Entries from a visual dataset
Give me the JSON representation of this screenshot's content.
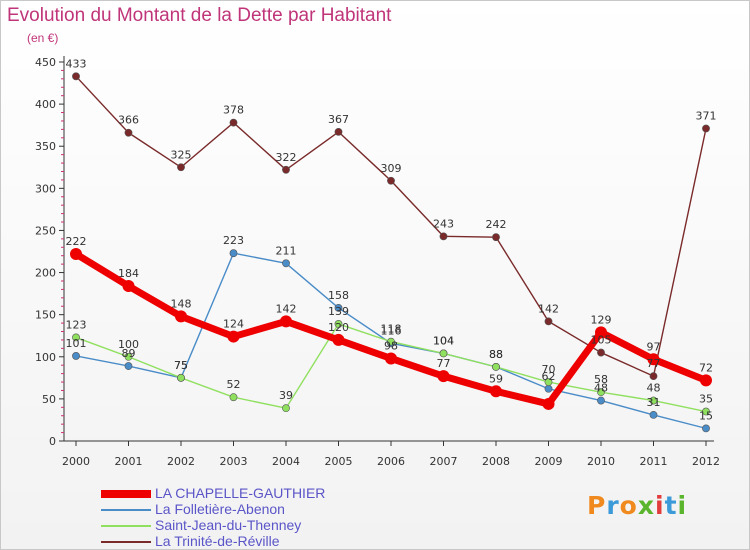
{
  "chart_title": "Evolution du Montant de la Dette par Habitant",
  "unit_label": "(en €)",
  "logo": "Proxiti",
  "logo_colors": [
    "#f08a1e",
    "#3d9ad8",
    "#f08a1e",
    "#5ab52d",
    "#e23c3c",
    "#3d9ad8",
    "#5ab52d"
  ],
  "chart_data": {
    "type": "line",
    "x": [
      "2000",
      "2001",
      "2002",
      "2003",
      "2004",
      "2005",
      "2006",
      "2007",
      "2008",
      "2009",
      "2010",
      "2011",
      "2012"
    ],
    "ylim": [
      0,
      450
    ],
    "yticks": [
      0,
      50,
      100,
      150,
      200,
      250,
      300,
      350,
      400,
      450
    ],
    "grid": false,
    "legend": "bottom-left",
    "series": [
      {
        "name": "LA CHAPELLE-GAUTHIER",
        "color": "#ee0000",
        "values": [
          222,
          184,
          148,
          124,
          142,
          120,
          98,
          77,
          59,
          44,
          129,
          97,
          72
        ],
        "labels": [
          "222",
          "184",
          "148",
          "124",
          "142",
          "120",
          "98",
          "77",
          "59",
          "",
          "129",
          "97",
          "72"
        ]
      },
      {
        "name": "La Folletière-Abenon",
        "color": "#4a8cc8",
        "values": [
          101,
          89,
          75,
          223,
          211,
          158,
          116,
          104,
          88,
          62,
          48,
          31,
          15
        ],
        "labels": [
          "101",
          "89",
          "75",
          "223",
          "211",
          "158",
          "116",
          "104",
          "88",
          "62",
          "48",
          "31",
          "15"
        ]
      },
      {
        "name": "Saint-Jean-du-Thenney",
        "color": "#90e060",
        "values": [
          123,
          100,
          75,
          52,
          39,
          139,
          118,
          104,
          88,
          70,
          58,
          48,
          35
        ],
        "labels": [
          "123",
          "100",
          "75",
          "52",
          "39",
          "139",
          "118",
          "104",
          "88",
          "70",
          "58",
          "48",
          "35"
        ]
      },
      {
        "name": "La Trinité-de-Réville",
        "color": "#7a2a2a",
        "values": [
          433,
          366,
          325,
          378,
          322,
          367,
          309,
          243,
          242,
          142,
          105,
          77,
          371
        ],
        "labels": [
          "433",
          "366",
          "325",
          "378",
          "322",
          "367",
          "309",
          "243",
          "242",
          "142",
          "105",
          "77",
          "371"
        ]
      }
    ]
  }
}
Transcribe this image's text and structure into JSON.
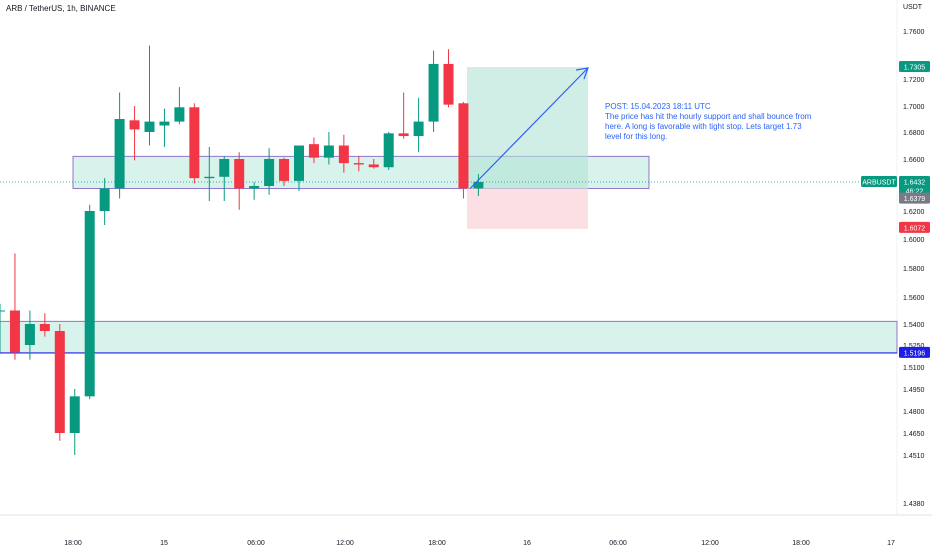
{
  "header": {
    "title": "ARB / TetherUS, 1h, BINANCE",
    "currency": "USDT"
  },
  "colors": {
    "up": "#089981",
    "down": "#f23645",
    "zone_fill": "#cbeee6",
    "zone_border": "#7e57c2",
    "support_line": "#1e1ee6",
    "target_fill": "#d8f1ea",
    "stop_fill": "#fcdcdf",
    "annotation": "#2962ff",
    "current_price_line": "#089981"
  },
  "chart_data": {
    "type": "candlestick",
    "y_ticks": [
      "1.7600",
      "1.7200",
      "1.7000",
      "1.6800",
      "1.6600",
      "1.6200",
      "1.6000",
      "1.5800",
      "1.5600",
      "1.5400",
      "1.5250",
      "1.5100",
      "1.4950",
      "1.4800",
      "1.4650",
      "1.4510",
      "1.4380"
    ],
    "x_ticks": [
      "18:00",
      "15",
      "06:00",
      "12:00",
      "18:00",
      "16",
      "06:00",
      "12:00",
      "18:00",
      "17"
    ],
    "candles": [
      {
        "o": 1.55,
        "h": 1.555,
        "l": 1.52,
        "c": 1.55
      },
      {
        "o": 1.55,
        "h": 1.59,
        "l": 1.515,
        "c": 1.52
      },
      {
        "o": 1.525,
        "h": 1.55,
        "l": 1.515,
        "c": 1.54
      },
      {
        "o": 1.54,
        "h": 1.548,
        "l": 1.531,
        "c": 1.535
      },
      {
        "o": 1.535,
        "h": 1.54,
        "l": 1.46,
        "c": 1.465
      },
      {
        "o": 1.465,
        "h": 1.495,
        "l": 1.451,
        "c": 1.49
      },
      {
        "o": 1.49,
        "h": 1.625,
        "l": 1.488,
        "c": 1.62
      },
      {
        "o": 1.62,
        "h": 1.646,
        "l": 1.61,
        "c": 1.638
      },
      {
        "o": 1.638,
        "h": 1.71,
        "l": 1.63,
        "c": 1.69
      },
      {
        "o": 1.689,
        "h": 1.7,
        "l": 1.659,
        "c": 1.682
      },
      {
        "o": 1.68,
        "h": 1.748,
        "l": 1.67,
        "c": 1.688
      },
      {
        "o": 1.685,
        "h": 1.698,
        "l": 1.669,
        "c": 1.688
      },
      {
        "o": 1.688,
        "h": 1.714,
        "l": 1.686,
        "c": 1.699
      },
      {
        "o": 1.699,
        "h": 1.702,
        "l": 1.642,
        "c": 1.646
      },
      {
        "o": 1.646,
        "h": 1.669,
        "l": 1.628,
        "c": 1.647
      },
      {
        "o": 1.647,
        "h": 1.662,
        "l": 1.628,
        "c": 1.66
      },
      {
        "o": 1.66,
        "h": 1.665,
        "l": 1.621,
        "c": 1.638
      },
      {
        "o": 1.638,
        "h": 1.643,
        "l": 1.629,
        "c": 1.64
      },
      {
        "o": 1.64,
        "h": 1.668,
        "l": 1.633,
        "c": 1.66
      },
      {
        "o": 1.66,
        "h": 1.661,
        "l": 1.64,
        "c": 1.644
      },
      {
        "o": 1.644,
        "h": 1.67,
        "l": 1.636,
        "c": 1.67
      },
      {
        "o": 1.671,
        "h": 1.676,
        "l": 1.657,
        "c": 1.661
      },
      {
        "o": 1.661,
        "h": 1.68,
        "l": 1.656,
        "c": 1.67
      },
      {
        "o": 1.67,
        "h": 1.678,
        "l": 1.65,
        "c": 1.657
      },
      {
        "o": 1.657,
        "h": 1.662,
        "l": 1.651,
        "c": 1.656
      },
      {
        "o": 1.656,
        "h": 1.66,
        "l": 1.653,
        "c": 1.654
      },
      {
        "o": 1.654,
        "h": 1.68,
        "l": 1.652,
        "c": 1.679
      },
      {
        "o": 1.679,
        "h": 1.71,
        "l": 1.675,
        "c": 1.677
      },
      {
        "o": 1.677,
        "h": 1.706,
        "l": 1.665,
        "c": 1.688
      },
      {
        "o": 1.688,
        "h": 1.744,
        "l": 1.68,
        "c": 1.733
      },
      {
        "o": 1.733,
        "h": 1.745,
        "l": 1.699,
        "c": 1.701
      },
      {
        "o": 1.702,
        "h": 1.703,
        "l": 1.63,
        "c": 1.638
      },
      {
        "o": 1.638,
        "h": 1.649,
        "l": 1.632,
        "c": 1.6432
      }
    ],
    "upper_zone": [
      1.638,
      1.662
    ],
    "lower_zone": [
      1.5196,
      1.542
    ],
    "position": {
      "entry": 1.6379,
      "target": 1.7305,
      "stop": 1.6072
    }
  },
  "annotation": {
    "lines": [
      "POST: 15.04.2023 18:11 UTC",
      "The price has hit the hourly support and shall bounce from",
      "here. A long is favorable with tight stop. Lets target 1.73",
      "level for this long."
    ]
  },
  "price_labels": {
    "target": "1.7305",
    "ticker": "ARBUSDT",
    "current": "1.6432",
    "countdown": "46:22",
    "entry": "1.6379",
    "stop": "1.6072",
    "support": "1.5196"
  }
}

### Stated problem:
Word for word, quote the full listing, omitting every picture.

### Result of the task:
Give me the JSON representation of this screenshot's content.
{
  "chart_title": "Evolution du Montant de la Dette par Habitant",
  "unit_label": "(en €)",
  "logo": "Proxiti",
  "logo_colors": [
    "#f08a1e",
    "#3d9ad8",
    "#f08a1e",
    "#5ab52d",
    "#e23c3c",
    "#3d9ad8",
    "#5ab52d"
  ],
  "chart_data": {
    "type": "line",
    "x": [
      "2000",
      "2001",
      "2002",
      "2003",
      "2004",
      "2005",
      "2006",
      "2007",
      "2008",
      "2009",
      "2010",
      "2011",
      "2012"
    ],
    "ylim": [
      0,
      450
    ],
    "yticks": [
      0,
      50,
      100,
      150,
      200,
      250,
      300,
      350,
      400,
      450
    ],
    "grid": false,
    "legend": "bottom-left",
    "series": [
      {
        "name": "LA CHAPELLE-GAUTHIER",
        "color": "#ee0000",
        "values": [
          222,
          184,
          148,
          124,
          142,
          120,
          98,
          77,
          59,
          44,
          129,
          97,
          72
        ],
        "labels": [
          "222",
          "184",
          "148",
          "124",
          "142",
          "120",
          "98",
          "77",
          "59",
          "",
          "129",
          "97",
          "72"
        ]
      },
      {
        "name": "La Folletière-Abenon",
        "color": "#4a8cc8",
        "values": [
          101,
          89,
          75,
          223,
          211,
          158,
          116,
          104,
          88,
          62,
          48,
          31,
          15
        ],
        "labels": [
          "101",
          "89",
          "75",
          "223",
          "211",
          "158",
          "116",
          "104",
          "88",
          "62",
          "48",
          "31",
          "15"
        ]
      },
      {
        "name": "Saint-Jean-du-Thenney",
        "color": "#90e060",
        "values": [
          123,
          100,
          75,
          52,
          39,
          139,
          118,
          104,
          88,
          70,
          58,
          48,
          35
        ],
        "labels": [
          "123",
          "100",
          "75",
          "52",
          "39",
          "139",
          "118",
          "104",
          "88",
          "70",
          "58",
          "48",
          "35"
        ]
      },
      {
        "name": "La Trinité-de-Réville",
        "color": "#7a2a2a",
        "values": [
          433,
          366,
          325,
          378,
          322,
          367,
          309,
          243,
          242,
          142,
          105,
          77,
          371
        ],
        "labels": [
          "433",
          "366",
          "325",
          "378",
          "322",
          "367",
          "309",
          "243",
          "242",
          "142",
          "105",
          "77",
          "371"
        ]
      }
    ]
  }
}
Transcribe this image's text and structure into JSON.
{
  "header": {
    "title": "ARB / TetherUS, 1h, BINANCE",
    "currency": "USDT"
  },
  "colors": {
    "up": "#089981",
    "down": "#f23645",
    "zone_fill": "#cbeee6",
    "zone_border": "#7e57c2",
    "support_line": "#1e1ee6",
    "target_fill": "#d8f1ea",
    "stop_fill": "#fcdcdf",
    "annotation": "#2962ff",
    "current_price_line": "#089981"
  },
  "chart_data": {
    "type": "candlestick",
    "y_ticks": [
      "1.7600",
      "1.7200",
      "1.7000",
      "1.6800",
      "1.6600",
      "1.6200",
      "1.6000",
      "1.5800",
      "1.5600",
      "1.5400",
      "1.5250",
      "1.5100",
      "1.4950",
      "1.4800",
      "1.4650",
      "1.4510",
      "1.4380"
    ],
    "x_ticks": [
      "18:00",
      "15",
      "06:00",
      "12:00",
      "18:00",
      "16",
      "06:00",
      "12:00",
      "18:00",
      "17"
    ],
    "candles": [
      {
        "o": 1.55,
        "h": 1.555,
        "l": 1.52,
        "c": 1.55
      },
      {
        "o": 1.55,
        "h": 1.59,
        "l": 1.515,
        "c": 1.52
      },
      {
        "o": 1.525,
        "h": 1.55,
        "l": 1.515,
        "c": 1.54
      },
      {
        "o": 1.54,
        "h": 1.548,
        "l": 1.531,
        "c": 1.535
      },
      {
        "o": 1.535,
        "h": 1.54,
        "l": 1.46,
        "c": 1.465
      },
      {
        "o": 1.465,
        "h": 1.495,
        "l": 1.451,
        "c": 1.49
      },
      {
        "o": 1.49,
        "h": 1.625,
        "l": 1.488,
        "c": 1.62
      },
      {
        "o": 1.62,
        "h": 1.646,
        "l": 1.61,
        "c": 1.638
      },
      {
        "o": 1.638,
        "h": 1.71,
        "l": 1.63,
        "c": 1.69
      },
      {
        "o": 1.689,
        "h": 1.7,
        "l": 1.659,
        "c": 1.682
      },
      {
        "o": 1.68,
        "h": 1.748,
        "l": 1.67,
        "c": 1.688
      },
      {
        "o": 1.685,
        "h": 1.698,
        "l": 1.669,
        "c": 1.688
      },
      {
        "o": 1.688,
        "h": 1.714,
        "l": 1.686,
        "c": 1.699
      },
      {
        "o": 1.699,
        "h": 1.702,
        "l": 1.642,
        "c": 1.646
      },
      {
        "o": 1.646,
        "h": 1.669,
        "l": 1.628,
        "c": 1.647
      },
      {
        "o": 1.647,
        "h": 1.662,
        "l": 1.628,
        "c": 1.66
      },
      {
        "o": 1.66,
        "h": 1.665,
        "l": 1.621,
        "c": 1.638
      },
      {
        "o": 1.638,
        "h": 1.643,
        "l": 1.629,
        "c": 1.64
      },
      {
        "o": 1.64,
        "h": 1.668,
        "l": 1.633,
        "c": 1.66
      },
      {
        "o": 1.66,
        "h": 1.661,
        "l": 1.64,
        "c": 1.644
      },
      {
        "o": 1.644,
        "h": 1.67,
        "l": 1.636,
        "c": 1.67
      },
      {
        "o": 1.671,
        "h": 1.676,
        "l": 1.657,
        "c": 1.661
      },
      {
        "o": 1.661,
        "h": 1.68,
        "l": 1.656,
        "c": 1.67
      },
      {
        "o": 1.67,
        "h": 1.678,
        "l": 1.65,
        "c": 1.657
      },
      {
        "o": 1.657,
        "h": 1.662,
        "l": 1.651,
        "c": 1.656
      },
      {
        "o": 1.656,
        "h": 1.66,
        "l": 1.653,
        "c": 1.654
      },
      {
        "o": 1.654,
        "h": 1.68,
        "l": 1.652,
        "c": 1.679
      },
      {
        "o": 1.679,
        "h": 1.71,
        "l": 1.675,
        "c": 1.677
      },
      {
        "o": 1.677,
        "h": 1.706,
        "l": 1.665,
        "c": 1.688
      },
      {
        "o": 1.688,
        "h": 1.744,
        "l": 1.68,
        "c": 1.733
      },
      {
        "o": 1.733,
        "h": 1.745,
        "l": 1.699,
        "c": 1.701
      },
      {
        "o": 1.702,
        "h": 1.703,
        "l": 1.63,
        "c": 1.638
      },
      {
        "o": 1.638,
        "h": 1.649,
        "l": 1.632,
        "c": 1.6432
      }
    ],
    "upper_zone": [
      1.638,
      1.662
    ],
    "lower_zone": [
      1.5196,
      1.542
    ],
    "position": {
      "entry": 1.6379,
      "target": 1.7305,
      "stop": 1.6072
    }
  },
  "annotation": {
    "lines": [
      "POST: 15.04.2023 18:11 UTC",
      "The price has hit the hourly support and shall bounce from",
      "here. A long is favorable with tight stop. Lets target 1.73",
      "level for this long."
    ]
  },
  "price_labels": {
    "target": "1.7305",
    "ticker": "ARBUSDT",
    "current": "1.6432",
    "countdown": "46:22",
    "entry": "1.6379",
    "stop": "1.6072",
    "support": "1.5196"
  }
}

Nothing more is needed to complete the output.